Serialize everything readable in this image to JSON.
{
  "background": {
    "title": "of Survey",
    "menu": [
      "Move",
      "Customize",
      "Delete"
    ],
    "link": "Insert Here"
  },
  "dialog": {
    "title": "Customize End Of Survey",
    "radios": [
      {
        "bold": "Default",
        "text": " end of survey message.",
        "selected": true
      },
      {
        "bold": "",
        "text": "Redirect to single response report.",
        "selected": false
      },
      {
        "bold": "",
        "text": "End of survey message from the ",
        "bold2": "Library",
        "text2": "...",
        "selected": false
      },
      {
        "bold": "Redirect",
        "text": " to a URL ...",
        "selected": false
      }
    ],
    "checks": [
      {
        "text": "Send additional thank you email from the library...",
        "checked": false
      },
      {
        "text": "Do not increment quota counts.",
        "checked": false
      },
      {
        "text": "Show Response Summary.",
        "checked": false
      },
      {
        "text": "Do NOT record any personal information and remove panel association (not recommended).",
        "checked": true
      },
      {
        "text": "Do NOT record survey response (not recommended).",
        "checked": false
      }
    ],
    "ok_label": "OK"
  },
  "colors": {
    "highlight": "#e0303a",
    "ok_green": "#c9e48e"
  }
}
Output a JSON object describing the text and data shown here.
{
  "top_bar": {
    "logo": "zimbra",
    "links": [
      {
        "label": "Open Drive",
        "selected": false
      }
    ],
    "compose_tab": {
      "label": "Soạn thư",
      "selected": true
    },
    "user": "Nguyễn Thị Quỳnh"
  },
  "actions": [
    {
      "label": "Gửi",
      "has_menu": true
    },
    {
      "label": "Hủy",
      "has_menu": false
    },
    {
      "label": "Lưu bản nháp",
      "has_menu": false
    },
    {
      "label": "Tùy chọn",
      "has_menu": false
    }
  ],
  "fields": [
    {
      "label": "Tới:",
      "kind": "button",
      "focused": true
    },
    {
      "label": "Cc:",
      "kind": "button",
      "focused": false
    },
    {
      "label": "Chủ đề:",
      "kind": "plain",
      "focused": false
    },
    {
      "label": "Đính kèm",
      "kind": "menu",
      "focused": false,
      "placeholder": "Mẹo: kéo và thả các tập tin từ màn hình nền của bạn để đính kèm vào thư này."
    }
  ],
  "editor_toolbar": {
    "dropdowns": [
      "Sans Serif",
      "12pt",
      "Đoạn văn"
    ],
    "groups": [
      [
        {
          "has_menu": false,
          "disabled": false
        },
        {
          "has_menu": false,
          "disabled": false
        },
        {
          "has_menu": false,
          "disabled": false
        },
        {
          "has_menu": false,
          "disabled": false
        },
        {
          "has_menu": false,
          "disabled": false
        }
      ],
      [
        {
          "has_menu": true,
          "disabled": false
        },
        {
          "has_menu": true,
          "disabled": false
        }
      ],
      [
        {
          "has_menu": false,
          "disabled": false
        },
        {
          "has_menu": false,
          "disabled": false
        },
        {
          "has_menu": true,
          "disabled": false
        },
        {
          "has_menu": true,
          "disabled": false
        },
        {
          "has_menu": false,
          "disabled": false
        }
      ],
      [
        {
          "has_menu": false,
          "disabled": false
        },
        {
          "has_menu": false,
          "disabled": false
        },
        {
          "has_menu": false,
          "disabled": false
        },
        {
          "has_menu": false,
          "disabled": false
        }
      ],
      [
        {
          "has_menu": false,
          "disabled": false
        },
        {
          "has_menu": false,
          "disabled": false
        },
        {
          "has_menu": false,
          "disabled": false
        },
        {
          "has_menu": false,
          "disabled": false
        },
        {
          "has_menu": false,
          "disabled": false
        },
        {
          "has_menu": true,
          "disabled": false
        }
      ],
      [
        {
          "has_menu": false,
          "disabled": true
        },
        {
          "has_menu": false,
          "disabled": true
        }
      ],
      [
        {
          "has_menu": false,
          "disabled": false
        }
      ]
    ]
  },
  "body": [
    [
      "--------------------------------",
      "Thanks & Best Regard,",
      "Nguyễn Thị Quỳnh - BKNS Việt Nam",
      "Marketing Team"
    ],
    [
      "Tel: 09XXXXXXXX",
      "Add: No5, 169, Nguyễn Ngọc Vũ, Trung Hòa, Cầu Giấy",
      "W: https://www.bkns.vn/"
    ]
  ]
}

» PROBLEM STATEMENT
Determine the number of lines in the listing that hold the word "Redirect", and supply that number and nothing further.

» ANSWER FOR THE TASK
2